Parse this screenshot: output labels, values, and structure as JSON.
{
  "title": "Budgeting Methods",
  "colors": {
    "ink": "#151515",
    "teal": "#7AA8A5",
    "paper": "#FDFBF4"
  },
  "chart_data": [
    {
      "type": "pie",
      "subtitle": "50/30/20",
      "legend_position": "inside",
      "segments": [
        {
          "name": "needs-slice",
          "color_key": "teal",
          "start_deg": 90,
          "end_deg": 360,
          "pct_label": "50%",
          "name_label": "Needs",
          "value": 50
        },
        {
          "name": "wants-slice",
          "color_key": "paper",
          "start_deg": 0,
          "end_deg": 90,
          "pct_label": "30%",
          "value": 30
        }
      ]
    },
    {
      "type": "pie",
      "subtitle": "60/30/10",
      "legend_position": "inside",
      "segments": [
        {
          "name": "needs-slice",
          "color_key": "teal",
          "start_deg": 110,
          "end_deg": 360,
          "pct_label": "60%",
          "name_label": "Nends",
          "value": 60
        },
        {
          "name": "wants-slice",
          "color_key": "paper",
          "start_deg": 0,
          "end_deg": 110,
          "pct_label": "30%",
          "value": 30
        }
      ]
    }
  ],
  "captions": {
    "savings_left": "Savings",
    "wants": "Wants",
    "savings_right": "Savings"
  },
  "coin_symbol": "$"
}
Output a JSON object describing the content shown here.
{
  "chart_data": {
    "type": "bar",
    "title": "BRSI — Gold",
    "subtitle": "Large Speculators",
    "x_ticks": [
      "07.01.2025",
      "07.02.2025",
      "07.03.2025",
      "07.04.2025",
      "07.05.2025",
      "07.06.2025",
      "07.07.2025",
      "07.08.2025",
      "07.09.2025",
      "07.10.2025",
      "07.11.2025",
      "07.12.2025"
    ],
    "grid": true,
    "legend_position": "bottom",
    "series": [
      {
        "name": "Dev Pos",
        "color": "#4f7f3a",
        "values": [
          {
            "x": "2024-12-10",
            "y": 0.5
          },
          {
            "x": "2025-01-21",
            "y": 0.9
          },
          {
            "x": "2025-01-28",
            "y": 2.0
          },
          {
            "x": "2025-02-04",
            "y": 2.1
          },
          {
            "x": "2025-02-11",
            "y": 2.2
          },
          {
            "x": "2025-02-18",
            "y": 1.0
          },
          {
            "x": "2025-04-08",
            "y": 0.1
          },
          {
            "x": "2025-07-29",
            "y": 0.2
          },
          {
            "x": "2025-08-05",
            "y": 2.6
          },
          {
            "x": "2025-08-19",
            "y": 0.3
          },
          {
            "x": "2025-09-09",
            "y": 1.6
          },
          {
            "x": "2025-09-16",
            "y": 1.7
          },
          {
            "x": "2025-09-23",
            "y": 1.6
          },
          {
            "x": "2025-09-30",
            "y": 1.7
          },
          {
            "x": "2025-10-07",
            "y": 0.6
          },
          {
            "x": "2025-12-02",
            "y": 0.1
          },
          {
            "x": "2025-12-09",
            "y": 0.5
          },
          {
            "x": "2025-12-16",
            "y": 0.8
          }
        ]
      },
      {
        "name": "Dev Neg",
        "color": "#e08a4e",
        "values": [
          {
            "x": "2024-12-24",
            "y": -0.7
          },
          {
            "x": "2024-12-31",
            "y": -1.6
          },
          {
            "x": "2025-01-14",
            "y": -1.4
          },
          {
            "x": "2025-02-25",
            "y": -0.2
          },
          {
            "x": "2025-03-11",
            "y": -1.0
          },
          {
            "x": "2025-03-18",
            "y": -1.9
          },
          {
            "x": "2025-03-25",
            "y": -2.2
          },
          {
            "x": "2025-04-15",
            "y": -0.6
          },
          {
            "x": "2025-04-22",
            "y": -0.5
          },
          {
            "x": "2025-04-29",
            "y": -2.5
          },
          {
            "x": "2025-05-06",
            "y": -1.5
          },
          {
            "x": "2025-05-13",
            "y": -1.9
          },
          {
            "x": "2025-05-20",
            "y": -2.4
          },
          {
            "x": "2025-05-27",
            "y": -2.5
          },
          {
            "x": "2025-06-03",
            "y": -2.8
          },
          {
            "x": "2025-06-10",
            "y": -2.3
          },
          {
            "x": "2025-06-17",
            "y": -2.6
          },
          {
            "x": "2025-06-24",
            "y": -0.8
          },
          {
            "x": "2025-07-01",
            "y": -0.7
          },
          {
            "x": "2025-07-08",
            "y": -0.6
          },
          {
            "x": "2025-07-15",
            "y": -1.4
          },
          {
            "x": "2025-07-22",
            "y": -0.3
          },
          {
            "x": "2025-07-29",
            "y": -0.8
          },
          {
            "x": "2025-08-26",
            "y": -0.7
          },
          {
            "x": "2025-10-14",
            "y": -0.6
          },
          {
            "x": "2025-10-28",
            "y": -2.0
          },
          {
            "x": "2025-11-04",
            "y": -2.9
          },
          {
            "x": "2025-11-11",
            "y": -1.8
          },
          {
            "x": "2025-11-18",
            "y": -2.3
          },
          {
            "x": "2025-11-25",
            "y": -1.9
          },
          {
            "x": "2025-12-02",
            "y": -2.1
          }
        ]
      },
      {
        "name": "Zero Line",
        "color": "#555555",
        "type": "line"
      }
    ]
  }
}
= = = =
> WORK TO BE COMPLETED:
From the records above, extract every line exactly as it stands.

> SOLUTION FOR THIS TASK:
Parse this screenshot: output labels, values, and structure as JSON.
{
  "title": "Budgeting Methods",
  "colors": {
    "ink": "#151515",
    "teal": "#7AA8A5",
    "paper": "#FDFBF4"
  },
  "chart_data": [
    {
      "type": "pie",
      "subtitle": "50/30/20",
      "legend_position": "inside",
      "segments": [
        {
          "name": "needs-slice",
          "color_key": "teal",
          "start_deg": 90,
          "end_deg": 360,
          "pct_label": "50%",
          "name_label": "Needs",
          "value": 50
        },
        {
          "name": "wants-slice",
          "color_key": "paper",
          "start_deg": 0,
          "end_deg": 90,
          "pct_label": "30%",
          "value": 30
        }
      ]
    },
    {
      "type": "pie",
      "subtitle": "60/30/10",
      "legend_position": "inside",
      "segments": [
        {
          "name": "needs-slice",
          "color_key": "teal",
          "start_deg": 110,
          "end_deg": 360,
          "pct_label": "60%",
          "name_label": "Nends",
          "value": 60
        },
        {
          "name": "wants-slice",
          "color_key": "paper",
          "start_deg": 0,
          "end_deg": 110,
          "pct_label": "30%",
          "value": 30
        }
      ]
    }
  ],
  "captions": {
    "savings_left": "Savings",
    "wants": "Wants",
    "savings_right": "Savings"
  },
  "coin_symbol": "$"
}
Output a JSON object describing the content shown here.
{
  "chart_data": {
    "type": "bar",
    "title": "BRSI — Gold",
    "subtitle": "Large Speculators",
    "x_ticks": [
      "07.01.2025",
      "07.02.2025",
      "07.03.2025",
      "07.04.2025",
      "07.05.2025",
      "07.06.2025",
      "07.07.2025",
      "07.08.2025",
      "07.09.2025",
      "07.10.2025",
      "07.11.2025",
      "07.12.2025"
    ],
    "grid": true,
    "legend_position": "bottom",
    "series": [
      {
        "name": "Dev Pos",
        "color": "#4f7f3a",
        "values": [
          {
            "x": "2024-12-10",
            "y": 0.5
          },
          {
            "x": "2025-01-21",
            "y": 0.9
          },
          {
            "x": "2025-01-28",
            "y": 2.0
          },
          {
            "x": "2025-02-04",
            "y": 2.1
          },
          {
            "x": "2025-02-11",
            "y": 2.2
          },
          {
            "x": "2025-02-18",
            "y": 1.0
          },
          {
            "x": "2025-04-08",
            "y": 0.1
          },
          {
            "x": "2025-07-29",
            "y": 0.2
          },
          {
            "x": "2025-08-05",
            "y": 2.6
          },
          {
            "x": "2025-08-19",
            "y": 0.3
          },
          {
            "x": "2025-09-09",
            "y": 1.6
          },
          {
            "x": "2025-09-16",
            "y": 1.7
          },
          {
            "x": "2025-09-23",
            "y": 1.6
          },
          {
            "x": "2025-09-30",
            "y": 1.7
          },
          {
            "x": "2025-10-07",
            "y": 0.6
          },
          {
            "x": "2025-12-02",
            "y": 0.1
          },
          {
            "x": "2025-12-09",
            "y": 0.5
          },
          {
            "x": "2025-12-16",
            "y": 0.8
          }
        ]
      },
      {
        "name": "Dev Neg",
        "color": "#e08a4e",
        "values": [
          {
            "x": "2024-12-24",
            "y": -0.7
          },
          {
            "x": "2024-12-31",
            "y": -1.6
          },
          {
            "x": "2025-01-14",
            "y": -1.4
          },
          {
            "x": "2025-02-25",
            "y": -0.2
          },
          {
            "x": "2025-03-11",
            "y": -1.0
          },
          {
            "x": "2025-03-18",
            "y": -1.9
          },
          {
            "x": "2025-03-25",
            "y": -2.2
          },
          {
            "x": "2025-04-15",
            "y": -0.6
          },
          {
            "x": "2025-04-22",
            "y": -0.5
          },
          {
            "x": "2025-04-29",
            "y": -2.5
          },
          {
            "x": "2025-05-06",
            "y": -1.5
          },
          {
            "x": "2025-05-13",
            "y": -1.9
          },
          {
            "x": "2025-05-20",
            "y": -2.4
          },
          {
            "x": "2025-05-27",
            "y": -2.5
          },
          {
            "x": "2025-06-03",
            "y": -2.8
          },
          {
            "x": "2025-06-10",
            "y": -2.3
          },
          {
            "x": "2025-06-17",
            "y": -2.6
          },
          {
            "x": "2025-06-24",
            "y": -0.8
          },
          {
            "x": "2025-07-01",
            "y": -0.7
          },
          {
            "x": "2025-07-08",
            "y": -0.6
          },
          {
            "x": "2025-07-15",
            "y": -1.4
          },
          {
            "x": "2025-07-22",
            "y": -0.3
          },
          {
            "x": "2025-07-29",
            "y": -0.8
          },
          {
            "x": "2025-08-26",
            "y": -0.7
          },
          {
            "x": "2025-10-14",
            "y": -0.6
          },
          {
            "x": "2025-10-28",
            "y": -2.0
          },
          {
            "x": "2025-11-04",
            "y": -2.9
          },
          {
            "x": "2025-11-11",
            "y": -1.8
          },
          {
            "x": "2025-11-18",
            "y": -2.3
          },
          {
            "x": "2025-11-25",
            "y": -1.9
          },
          {
            "x": "2025-12-02",
            "y": -2.1
          }
        ]
      },
      {
        "name": "Zero Line",
        "color": "#555555",
        "type": "line"
      }
    ]
  }
}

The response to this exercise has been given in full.